### WHAT YOU ARE ASKED TO DO
Count every line in the entries that follow where the word "this" appears, then state only the total.

[Saved entries]
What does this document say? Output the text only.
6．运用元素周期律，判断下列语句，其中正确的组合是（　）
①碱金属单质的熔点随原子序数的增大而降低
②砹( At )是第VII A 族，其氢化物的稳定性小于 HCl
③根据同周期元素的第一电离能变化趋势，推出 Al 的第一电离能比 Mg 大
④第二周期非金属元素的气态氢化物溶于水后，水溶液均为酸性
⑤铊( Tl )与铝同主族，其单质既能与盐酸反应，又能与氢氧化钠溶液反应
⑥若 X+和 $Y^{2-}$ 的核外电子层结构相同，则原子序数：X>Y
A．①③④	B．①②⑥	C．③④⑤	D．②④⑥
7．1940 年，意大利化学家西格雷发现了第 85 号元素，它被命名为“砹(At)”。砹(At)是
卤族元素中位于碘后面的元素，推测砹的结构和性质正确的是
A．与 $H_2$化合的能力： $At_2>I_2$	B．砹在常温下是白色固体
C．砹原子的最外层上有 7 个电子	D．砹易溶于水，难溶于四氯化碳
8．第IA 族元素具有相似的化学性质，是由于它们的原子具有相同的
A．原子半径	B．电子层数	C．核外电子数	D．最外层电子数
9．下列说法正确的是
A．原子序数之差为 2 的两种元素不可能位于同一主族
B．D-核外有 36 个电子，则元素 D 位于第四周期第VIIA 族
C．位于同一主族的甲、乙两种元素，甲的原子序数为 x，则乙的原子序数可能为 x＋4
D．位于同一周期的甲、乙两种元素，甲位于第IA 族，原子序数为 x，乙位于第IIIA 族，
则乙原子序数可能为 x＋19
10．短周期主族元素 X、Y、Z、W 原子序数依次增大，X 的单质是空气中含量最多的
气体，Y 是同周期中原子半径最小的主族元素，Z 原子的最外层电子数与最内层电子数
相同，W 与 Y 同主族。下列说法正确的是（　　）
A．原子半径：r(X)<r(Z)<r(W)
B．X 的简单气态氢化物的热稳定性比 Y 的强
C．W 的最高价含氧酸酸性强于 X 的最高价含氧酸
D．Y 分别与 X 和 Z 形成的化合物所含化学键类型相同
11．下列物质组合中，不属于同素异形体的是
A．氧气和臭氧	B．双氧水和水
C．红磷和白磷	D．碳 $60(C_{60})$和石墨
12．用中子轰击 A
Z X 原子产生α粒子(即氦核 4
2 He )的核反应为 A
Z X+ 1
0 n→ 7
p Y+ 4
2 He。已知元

* * *

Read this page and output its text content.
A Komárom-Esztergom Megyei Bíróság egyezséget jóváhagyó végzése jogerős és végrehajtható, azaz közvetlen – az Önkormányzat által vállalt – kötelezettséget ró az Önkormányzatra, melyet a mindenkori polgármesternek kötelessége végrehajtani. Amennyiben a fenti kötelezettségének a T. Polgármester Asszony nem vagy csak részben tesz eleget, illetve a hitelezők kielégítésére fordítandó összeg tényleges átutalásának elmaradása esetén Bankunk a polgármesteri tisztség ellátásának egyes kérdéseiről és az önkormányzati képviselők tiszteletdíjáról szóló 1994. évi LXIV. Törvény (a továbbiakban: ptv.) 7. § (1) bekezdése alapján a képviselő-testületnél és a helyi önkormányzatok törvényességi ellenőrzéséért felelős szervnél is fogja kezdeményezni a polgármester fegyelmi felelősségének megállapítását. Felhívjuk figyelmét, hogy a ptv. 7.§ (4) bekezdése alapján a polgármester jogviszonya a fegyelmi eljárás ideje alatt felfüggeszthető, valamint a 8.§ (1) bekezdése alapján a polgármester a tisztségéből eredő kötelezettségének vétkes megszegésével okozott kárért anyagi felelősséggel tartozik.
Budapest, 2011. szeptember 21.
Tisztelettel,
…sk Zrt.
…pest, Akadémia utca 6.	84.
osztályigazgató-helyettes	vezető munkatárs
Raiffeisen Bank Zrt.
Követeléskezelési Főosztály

### TASK SOLUTION
2